Dataset rows
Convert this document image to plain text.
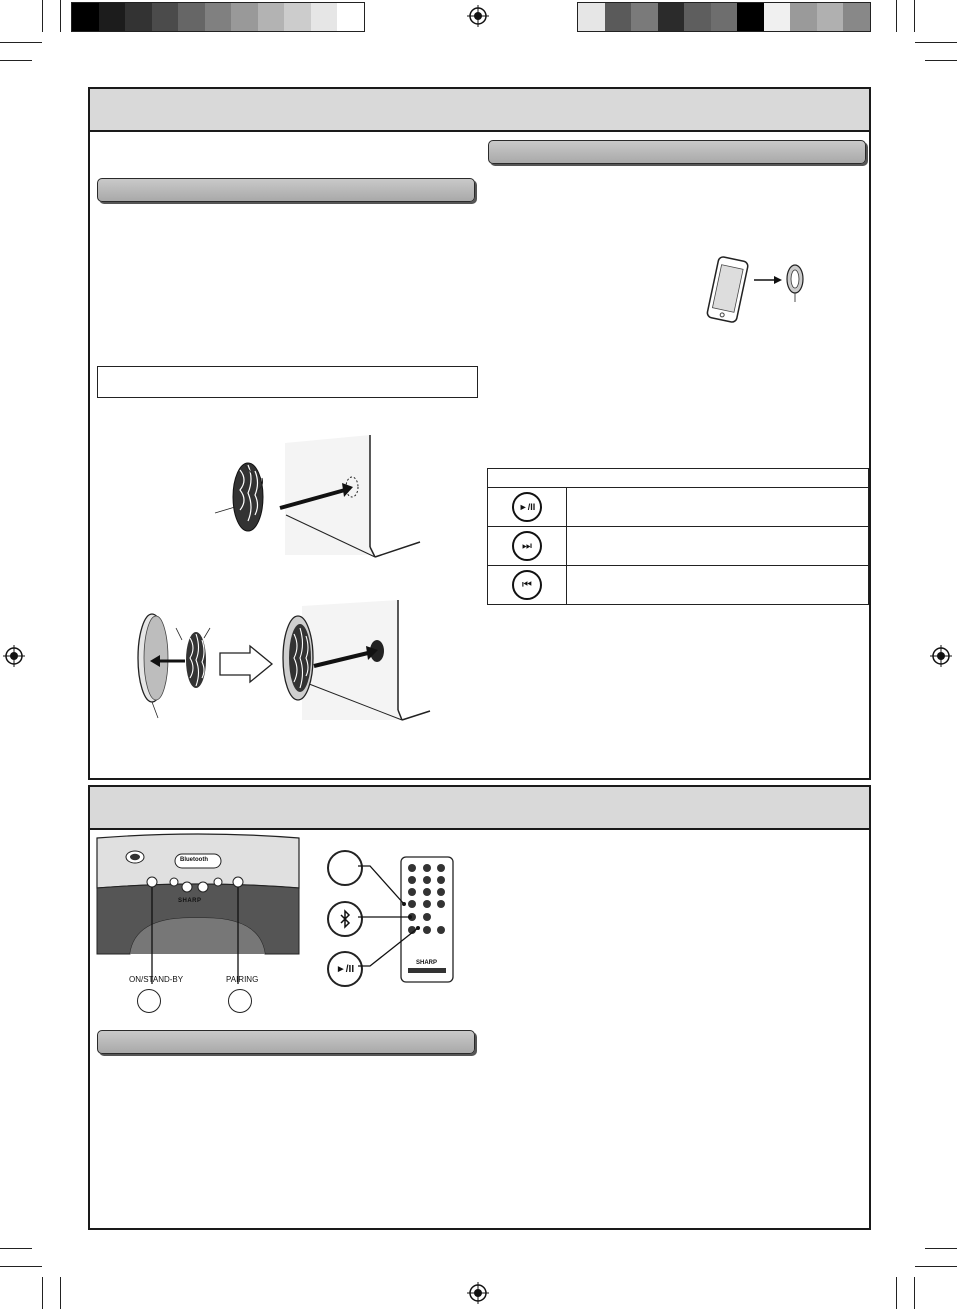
►/II	

⏭	

⏮	

Bluetooth
SHARP
ON/STAND-BY	PAIRING
SHARP
►/II
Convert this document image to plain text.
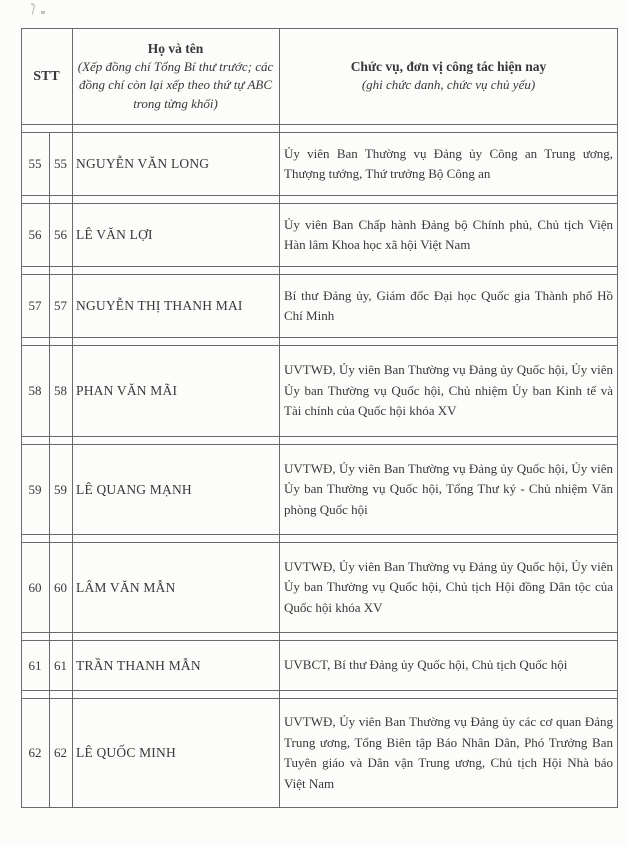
STT
Họ và tên
(Xếp đồng chí Tổng Bí thư trước; các đồng chí còn lại xếp theo thứ tự ABC trong từng khối)
Chức vụ, đơn vị công tác hiện nay
(ghi chức danh, chức vụ chủ yếu)
55 55 NGUYỄN VĂN LONG
Ủy viên Ban Thường vụ Đảng ủy Công an Trung ương, Thượng tướng, Thứ trưởng Bộ Công an
56 56 LÊ VĂN LỢI
Ủy viên Ban Chấp hành Đảng bộ Chính phủ, Chủ tịch Viện Hàn lâm Khoa học xã hội Việt Nam
57 57 NGUYỄN THỊ THANH MAI
Bí thư Đảng ủy, Giám đốc Đại học Quốc gia Thành phố Hồ Chí Minh
58 58 PHAN VĂN MÃI
UVTWĐ, Ủy viên Ban Thường vụ Đảng ủy Quốc hội, Ủy viên Ủy ban Thường vụ Quốc hội, Chủ nhiệm Ủy ban Kinh tế và Tài chính của Quốc hội khóa XV
59 59 LÊ QUANG MẠNH
UVTWĐ, Ủy viên Ban Thường vụ Đảng ủy Quốc hội, Ủy viên Ủy ban Thường vụ Quốc hội, Tổng Thư ký - Chủ nhiệm Văn phòng Quốc hội
60 60 LÂM VĂN MẪN
UVTWĐ, Ủy viên Ban Thường vụ Đảng ủy Quốc hội, Ủy viên Ủy ban Thường vụ Quốc hội, Chủ tịch Hội đồng Dân tộc của Quốc hội khóa XV
61 61 TRẦN THANH MẪN	UVBCT, Bí thư Đảng ủy Quốc hội, Chủ tịch Quốc hội
62 62 LÊ QUỐC MINH
UVTWĐ, Ủy viên Ban Thường vụ Đảng ủy các cơ quan Đảng Trung ương, Tổng Biên tập Báo Nhân Dân, Phó Trưởng Ban Tuyên giáo và Dân vận Trung ương, Chủ tịch Hội Nhà báo Việt Nam
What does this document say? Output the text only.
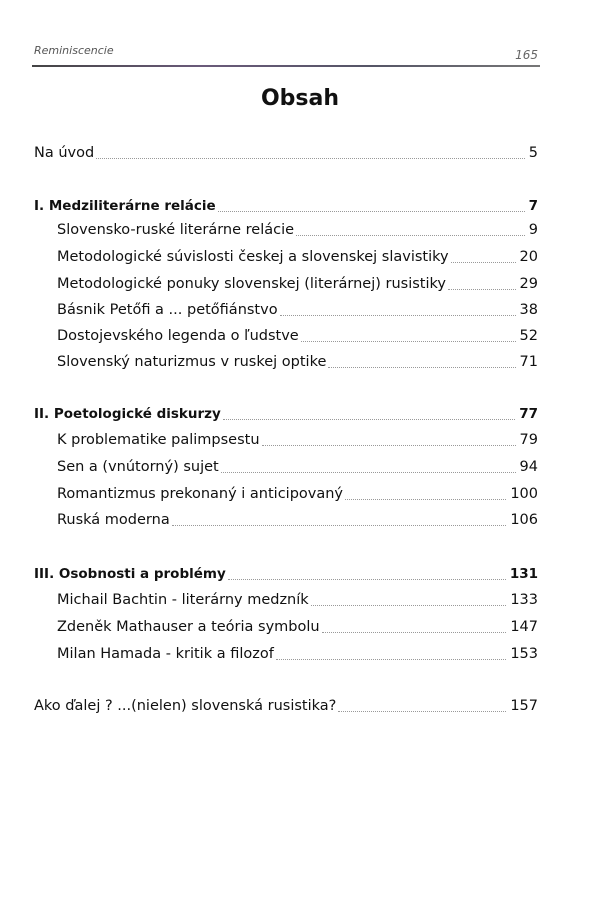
Reminiscencie	165
Obsah
Na úvod	5
I. Medziliterárne relácie	7
Slovensko-ruské literárne relácie	9
Metodologické súvislosti českej a slovenskej slavistiky	20
Metodologické ponuky slovenskej (literárnej) rusistiky	29
Básnik Petőfi a ... petőfiánstvo	38
Dostojevského legenda o ľudstve	52
Slovenský naturizmus v ruskej optike	71
II. Poetologické diskurzy	77
K problematike palimpsestu	79
Sen a (vnútorný) sujet	94
Romantizmus prekonaný i anticipovaný	100
Ruská moderna	106
III. Osobnosti a problémy	131
Michail Bachtin - literárny medzník	133
Zdeněk Mathauser a teória symbolu	147
Milan Hamada - kritik a filozof	153
Ako ďalej ? ...(nielen) slovenská rusistika?	157
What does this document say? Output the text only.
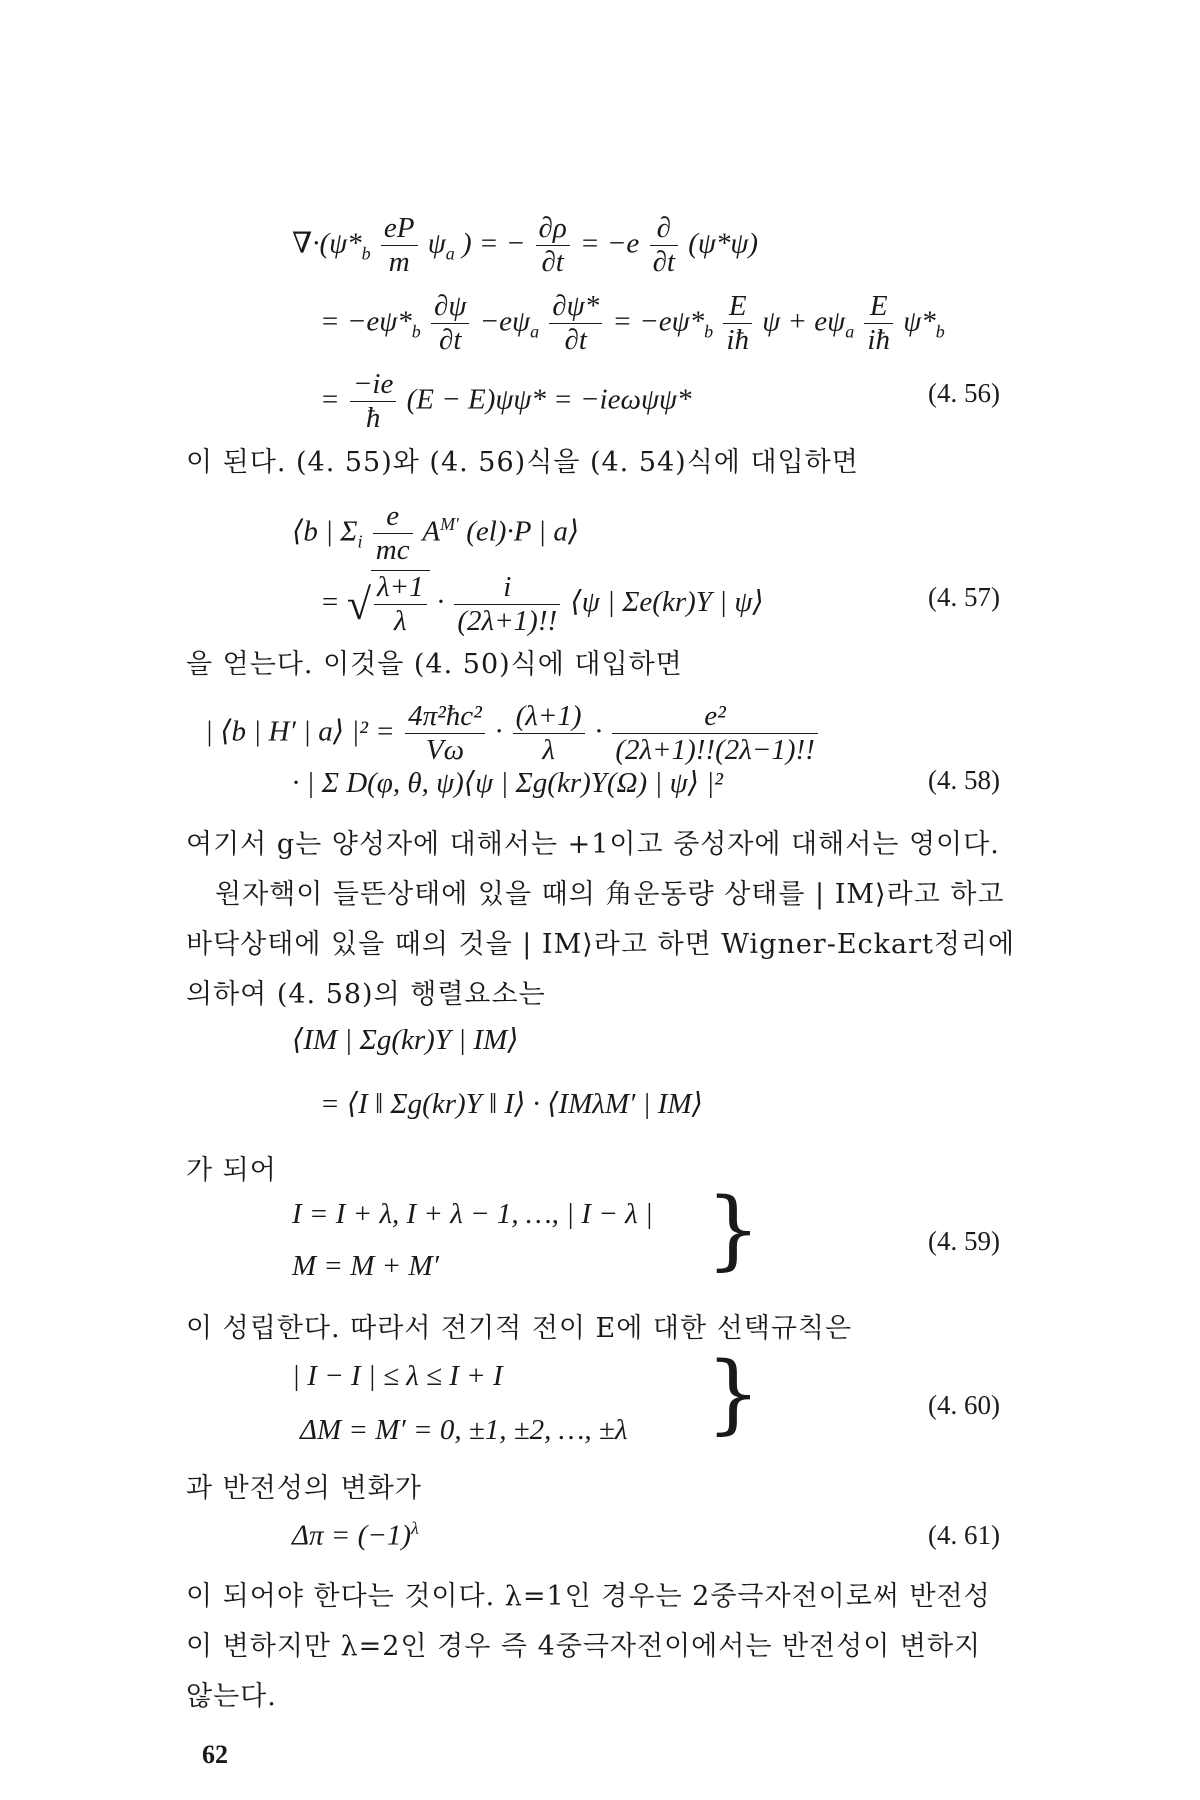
$\nabla\cdot(\psi*_b \frac{eP}{m} \psi_a$ ) = − $\frac{\partial\rho}{\partial t} = -e \frac{\partial}{\partial t} (\psi*\psi)$
= $-e\psi*_b \frac{\partial\psi}{\partial t} -e\psi_a \frac{\partial\psi*}{\partial t} = -e\psi*_b \frac{E}{iħ}$ $\psi + e\psi_a \frac{E}{iħ} \psi*_b$
= $\frac{-ie}{ħ} (E - E)\psi\psi* = -ie\omega\psi\psi*$	(4. 56)
이 된다. (4. 55)와 (4. 56)식을 (4. 54)식에 대입하면
⟨b | $\Sigma_i \frac{e}{mc} A^{M'}$ (el)·P | a⟩
= √ $\frac{\lambda+1}{\lambda} \cdot \frac{i}{(2\lambda+1)!!}$ ⟨ψ | Σe(kr)Y | ψ⟩	(4. 57)
을 얻는다. 이것을 (4. 50)식에 대입하면
| ⟨b | H′ | a⟩ $|^2 = \frac{\text{4π²ħc²}}{V\omega} \cdot \frac{(\lambda+1)}{\lambda} \cdot \frac{\text{e²}}{(2\lambda+1)!!(2\lambda-1)!!}$
· | Σ D(φ, θ, ψ)⟨ψ | Σg(kr)Y(Ω) | ψ⟩ |²	(4. 58)
여기서 g는 양성자에 대해서는 +1이고 중성자에 대해서는 영이다.
원자핵이 들뜬상태에 있을 때의 角운동량 상태를 | IM⟩라고 하고
바닥상태에 있을 때의 것을 | IM⟩라고 하면 Wigner-Eckart정리에
의하여 (4. 58)의 행렬요소는
⟨IM | Σg(kr)Y | IM⟩
= ⟨I ‖ Σg(kr)Y ‖ I⟩ · ⟨IMλM′ | IM⟩
가 되어
I = I + λ, I + λ − 1, …, | I − λ |
M = M + M′	}	(4. 59)
이 성립한다. 따라서 전기적 전이 E에 대한 선택규칙은
| I − I | ≤ λ ≤ I + I
ΔM = M′ = 0, ±1, ±2, …, ±λ }	(4. 60)
과 반전성의 변화가
$\Delta\pi = (-1)^\lambda$	(4. 61)
이 되어야 한다는 것이다. λ=1인 경우는 2중극자전이로써 반전성
이 변하지만 λ=2인 경우 즉 4중극자전이에서는 반전성이 변하지
않는다.
62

Instructions to follow
Each entry above is to be written out again unchanged, apart from the pictures, which are left out.

Full answer
Convert this document image to plain text.
►/II	

⏭	

⏮	

Bluetooth
SHARP
ON/STAND-BY	PAIRING
SHARP
►/II
Convert this document image to plain text.
STT
Họ và tên
(Xếp đồng chí Tổng Bí thư trước; các đồng chí còn lại xếp theo thứ tự ABC trong từng khối)
Chức vụ, đơn vị công tác hiện nay
(ghi chức danh, chức vụ chủ yếu)
55 55 NGUYỄN VĂN LONG
Ủy viên Ban Thường vụ Đảng ủy Công an Trung ương, Thượng tướng, Thứ trưởng Bộ Công an
56 56 LÊ VĂN LỢI
Ủy viên Ban Chấp hành Đảng bộ Chính phủ, Chủ tịch Viện Hàn lâm Khoa học xã hội Việt Nam
57 57 NGUYỄN THỊ THANH MAI
Bí thư Đảng ủy, Giám đốc Đại học Quốc gia Thành phố Hồ Chí Minh
58 58 PHAN VĂN MÃI
UVTWĐ, Ủy viên Ban Thường vụ Đảng ủy Quốc hội, Ủy viên Ủy ban Thường vụ Quốc hội, Chủ nhiệm Ủy ban Kinh tế và Tài chính của Quốc hội khóa XV
59 59 LÊ QUANG MẠNH
UVTWĐ, Ủy viên Ban Thường vụ Đảng ủy Quốc hội, Ủy viên Ủy ban Thường vụ Quốc hội, Tổng Thư ký - Chủ nhiệm Văn phòng Quốc hội
60 60 LÂM VĂN MẪN
UVTWĐ, Ủy viên Ban Thường vụ Đảng ủy Quốc hội, Ủy viên Ủy ban Thường vụ Quốc hội, Chủ tịch Hội đồng Dân tộc của Quốc hội khóa XV
61 61 TRẦN THANH MẪN	UVBCT, Bí thư Đảng ủy Quốc hội, Chủ tịch Quốc hội
62 62 LÊ QUỐC MINH
UVTWĐ, Ủy viên Ban Thường vụ Đảng ủy các cơ quan Đảng Trung ương, Tổng Biên tập Báo Nhân Dân, Phó Trưởng Ban Tuyên giáo và Dân vận Trung ương, Chủ tịch Hội Nhà báo Việt Nam
What does this document say? Output the text only.
Reminiscencie	165
Obsah
Na úvod	5
I. Medziliterárne relácie	7
Slovensko-ruské literárne relácie	9
Metodologické súvislosti českej a slovenskej slavistiky	20
Metodologické ponuky slovenskej (literárnej) rusistiky	29
Básnik Petőfi a ... petőfiánstvo	38
Dostojevského legenda o ľudstve	52
Slovenský naturizmus v ruskej optike	71
II. Poetologické diskurzy	77
K problematike palimpsestu	79
Sen a (vnútorný) sujet	94
Romantizmus prekonaný i anticipovaný	100
Ruská moderna	106
III. Osobnosti a problémy	131
Michail Bachtin - literárny medzník	133
Zdeněk Mathauser a teória symbolu	147
Milan Hamada - kritik a filozof	153
Ako ďalej ? ...(nielen) slovenská rusistika?	157
What does this document say? Output the text only.
$\nabla\cdot(\psi*_b \frac{eP}{m} \psi_a$ ) = − $\frac{\partial\rho}{\partial t} = -e \frac{\partial}{\partial t} (\psi*\psi)$
= $-e\psi*_b \frac{\partial\psi}{\partial t} -e\psi_a \frac{\partial\psi*}{\partial t} = -e\psi*_b \frac{E}{iħ}$ $\psi + e\psi_a \frac{E}{iħ} \psi*_b$
= $\frac{-ie}{ħ} (E - E)\psi\psi* = -ie\omega\psi\psi*$	(4. 56)
이 된다. (4. 55)와 (4. 56)식을 (4. 54)식에 대입하면
⟨b | $\Sigma_i \frac{e}{mc} A^{M'}$ (el)·P | a⟩
= √ $\frac{\lambda+1}{\lambda} \cdot \frac{i}{(2\lambda+1)!!}$ ⟨ψ | Σe(kr)Y | ψ⟩	(4. 57)
을 얻는다. 이것을 (4. 50)식에 대입하면
| ⟨b | H′ | a⟩ $|^2 = \frac{\text{4π²ħc²}}{V\omega} \cdot \frac{(\lambda+1)}{\lambda} \cdot \frac{\text{e²}}{(2\lambda+1)!!(2\lambda-1)!!}$
· | Σ D(φ, θ, ψ)⟨ψ | Σg(kr)Y(Ω) | ψ⟩ |²	(4. 58)
여기서 g는 양성자에 대해서는 +1이고 중성자에 대해서는 영이다.
원자핵이 들뜬상태에 있을 때의 角운동량 상태를 | IM⟩라고 하고
바닥상태에 있을 때의 것을 | IM⟩라고 하면 Wigner-Eckart정리에
의하여 (4. 58)의 행렬요소는
⟨IM | Σg(kr)Y | IM⟩
= ⟨I ‖ Σg(kr)Y ‖ I⟩ · ⟨IMλM′ | IM⟩
가 되어
I = I + λ, I + λ − 1, …, | I − λ |
M = M + M′	}	(4. 59)
이 성립한다. 따라서 전기적 전이 E에 대한 선택규칙은
| I − I | ≤ λ ≤ I + I
ΔM = M′ = 0, ±1, ±2, …, ±λ }	(4. 60)
과 반전성의 변화가
$\Delta\pi = (-1)^\lambda$	(4. 61)
이 되어야 한다는 것이다. λ=1인 경우는 2중극자전이로써 반전성
이 변하지만 λ=2인 경우 즉 4중극자전이에서는 반전성이 변하지
않는다.
62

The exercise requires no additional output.